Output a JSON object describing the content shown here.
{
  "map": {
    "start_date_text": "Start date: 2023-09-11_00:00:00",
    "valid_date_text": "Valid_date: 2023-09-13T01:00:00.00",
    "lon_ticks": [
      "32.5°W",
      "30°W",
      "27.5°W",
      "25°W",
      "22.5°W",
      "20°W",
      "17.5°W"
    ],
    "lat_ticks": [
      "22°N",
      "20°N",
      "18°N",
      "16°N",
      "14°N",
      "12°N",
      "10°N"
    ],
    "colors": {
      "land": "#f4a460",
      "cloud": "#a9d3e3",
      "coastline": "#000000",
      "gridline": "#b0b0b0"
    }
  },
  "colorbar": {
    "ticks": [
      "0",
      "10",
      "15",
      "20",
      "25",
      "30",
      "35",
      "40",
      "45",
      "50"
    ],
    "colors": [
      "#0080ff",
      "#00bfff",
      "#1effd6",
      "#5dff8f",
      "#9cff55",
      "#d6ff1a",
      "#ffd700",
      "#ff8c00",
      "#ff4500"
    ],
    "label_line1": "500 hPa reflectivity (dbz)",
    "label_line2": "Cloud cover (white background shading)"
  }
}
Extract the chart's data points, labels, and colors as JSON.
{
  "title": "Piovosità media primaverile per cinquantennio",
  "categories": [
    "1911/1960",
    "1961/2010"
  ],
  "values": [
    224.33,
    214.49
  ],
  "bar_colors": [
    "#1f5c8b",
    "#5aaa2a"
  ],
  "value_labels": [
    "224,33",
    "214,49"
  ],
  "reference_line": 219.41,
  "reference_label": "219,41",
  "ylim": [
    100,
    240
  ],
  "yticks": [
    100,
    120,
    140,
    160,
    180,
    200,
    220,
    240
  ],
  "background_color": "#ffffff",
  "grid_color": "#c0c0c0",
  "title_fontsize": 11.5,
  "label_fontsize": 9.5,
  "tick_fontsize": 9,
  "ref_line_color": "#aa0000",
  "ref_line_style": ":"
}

------------

EXERCISE OBJECTIVE:
Exact repetition is required for the lines from the one that contains "Extract the chart's" through the final line; leave out everything else.

THE SOLUTION:
Extract the chart's data points, labels, and colors as JSON.
{
  "title": "Piovosità media primaverile per cinquantennio",
  "categories": [
    "1911/1960",
    "1961/2010"
  ],
  "values": [
    224.33,
    214.49
  ],
  "bar_colors": [
    "#1f5c8b",
    "#5aaa2a"
  ],
  "value_labels": [
    "224,33",
    "214,49"
  ],
  "reference_line": 219.41,
  "reference_label": "219,41",
  "ylim": [
    100,
    240
  ],
  "yticks": [
    100,
    120,
    140,
    160,
    180,
    200,
    220,
    240
  ],
  "background_color": "#ffffff",
  "grid_color": "#c0c0c0",
  "title_fontsize": 11.5,
  "label_fontsize": 9.5,
  "tick_fontsize": 9,
  "ref_line_color": "#aa0000",
  "ref_line_style": ":"
}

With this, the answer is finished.